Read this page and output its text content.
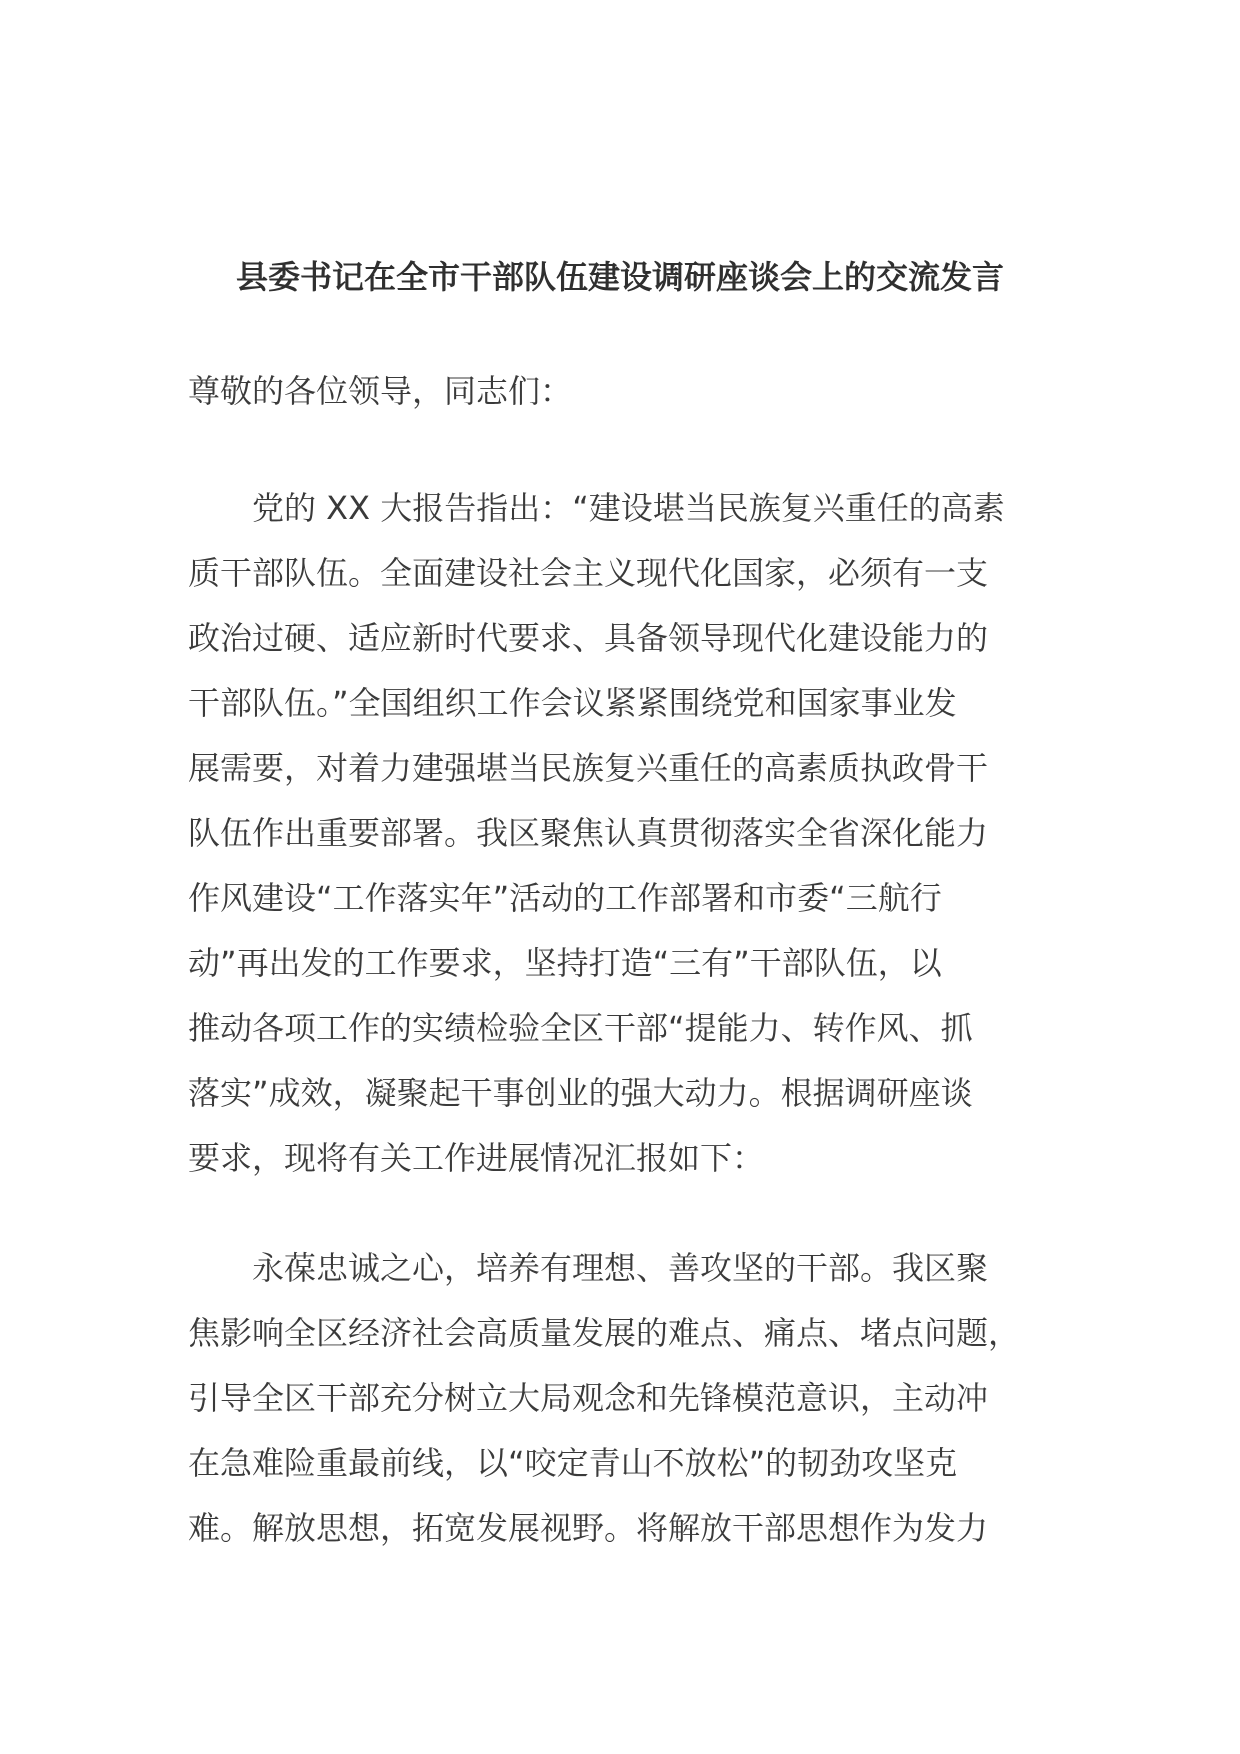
县委书记在全市干部队伍建设调研座谈会上的交流发言
尊敬的各位领导，同志们：
　　党的 XX 大报告指出：“建设堪当民族复兴重任的高素
质干部队伍。全面建设社会主义现代化国家，必须有一支
政治过硬、适应新时代要求、具备领导现代化建设能力的
干部队伍。”全国组织工作会议紧紧围绕党和国家事业发
展需要，对着力建强堪当民族复兴重任的高素质执政骨干
队伍作出重要部署。我区聚焦认真贯彻落实全省深化能力
作风建设“工作落实年”活动的工作部署和市委“三航行
动”再出发的工作要求，坚持打造“三有”干部队伍，以
推动各项工作的实绩检验全区干部“提能力、转作风、抓
落实”成效，凝聚起干事创业的强大动力。根据调研座谈
要求，现将有关工作进展情况汇报如下：
　　永葆忠诚之心，培养有理想、善攻坚的干部。我区聚
焦影响全区经济社会高质量发展的难点、痛点、堵点问题，
引导全区干部充分树立大局观念和先锋模范意识，主动冲
在急难险重最前线，以“咬定青山不放松”的韧劲攻坚克
难。解放思想，拓宽发展视野。将解放干部思想作为发力
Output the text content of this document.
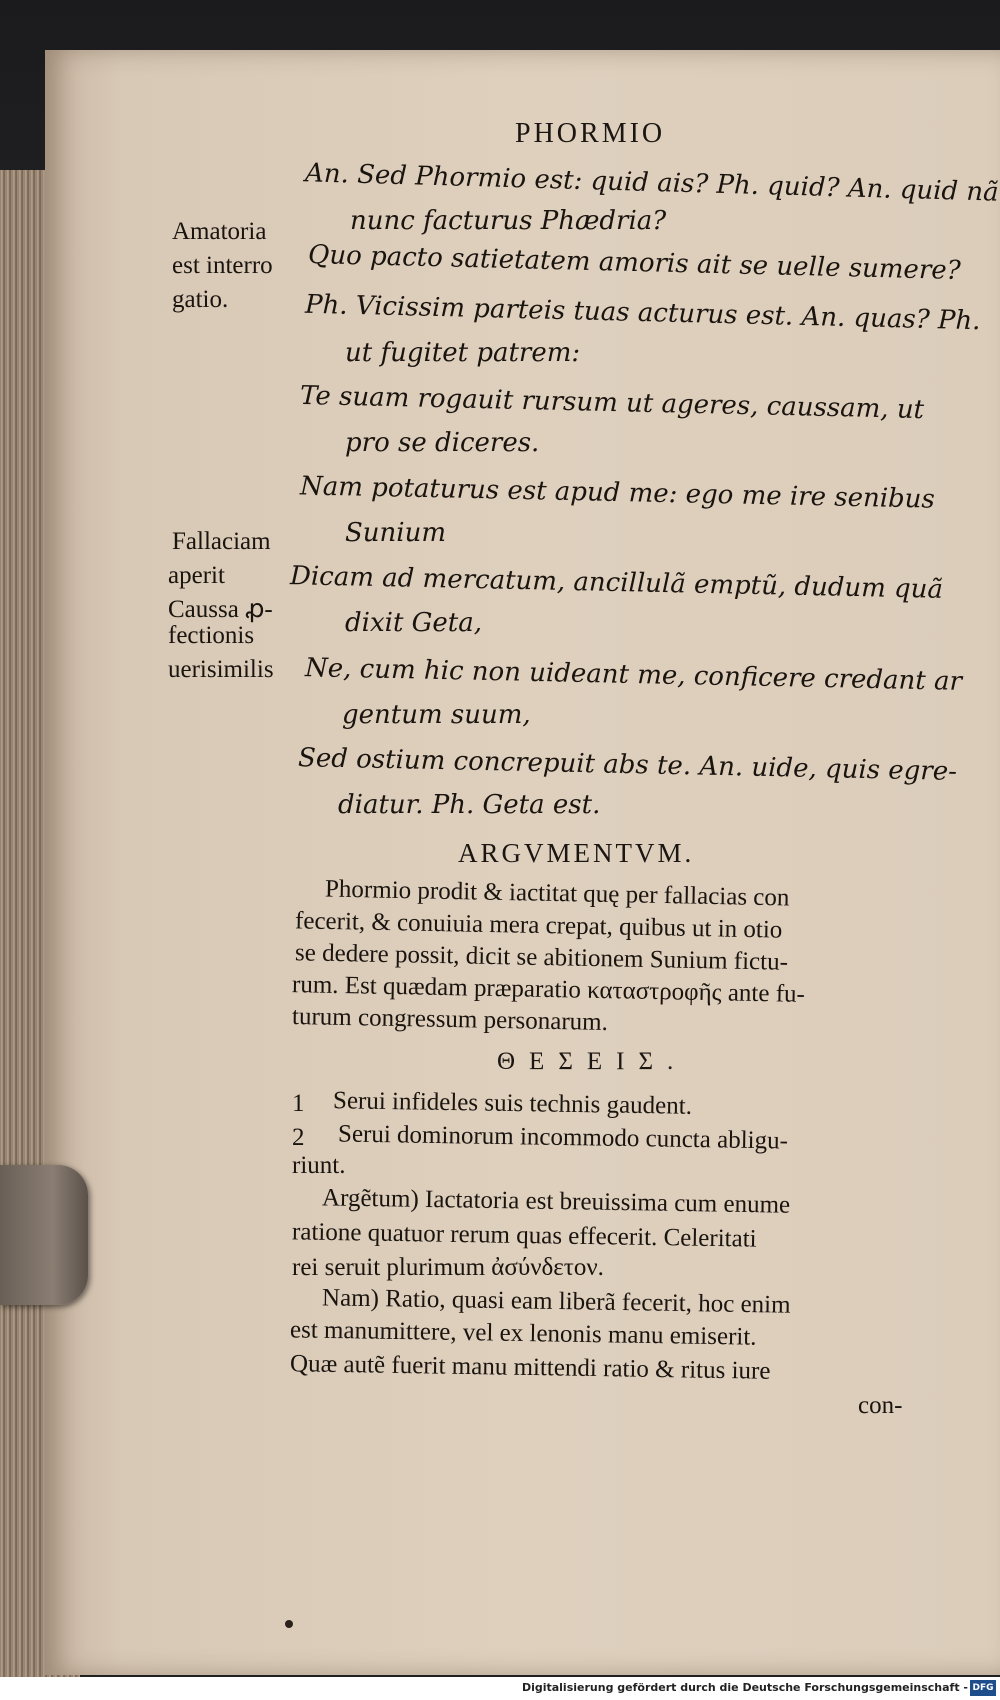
PHORMIO
An. Sed Phormio est: quid ais? Ph. quid? An. quid nã
nunc facturus Phædria?
Quo pacto satietatem amoris ait se uelle sumere?
Ph. Vicissim parteis tuas acturus est. An. quas? Ph.
ut fugitet patrem:
Te suam rogauit rursum ut ageres, caussam, ut
pro se diceres.
Nam potaturus est apud me: ego me ire senibus
Sunium
Dicam ad mercatum, ancillulã emptũ, dudum quã
dixit Geta,
Ne, cum hic non uideant me, conficere credant ar
gentum suum,
Sed ostium concrepuit abs te. An. uide, quis egre-
diatur. Ph. Geta est.
Amatoria
est interro
gatio.
Fallaciam
aperit
Caussa ꝓ-
fectionis
uerisimilis
ARGVMENTVM.
Phormio prodit & iactitat quę per fallacias con
fecerit, & conuiuia mera crepat, quibus ut in otio
se dedere possit, dicit se abitionem Sunium fictu-
rum. Est quædam præparatio καταστροφῆς ante fu-
turum congressum personarum.
ΘΕΣΕΙΣ.
1 Serui infideles suis technis gaudent.
2 Serui dominorum incommodo cuncta abligu-
riunt.
Argẽtum) Iactatoria est breuissima cum enume
ratione quatuor rerum quas effecerit. Celeritati
rei seruit plurimum ἀσύνδετον.
Nam) Ratio, quasi eam liberã fecerit, hoc enim
est manumittere, vel ex lenonis manu emiserit.
Quæ autẽ fuerit manu mittendi ratio & ritus iure
con-
Digitalisierung gefördert durch die Deutsche Forschungsgemeinschaft - DFG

Exercise prompt: Count the lines of the data that contain the string "Sunium", and reply with that number alone.

Answer to this problem: 2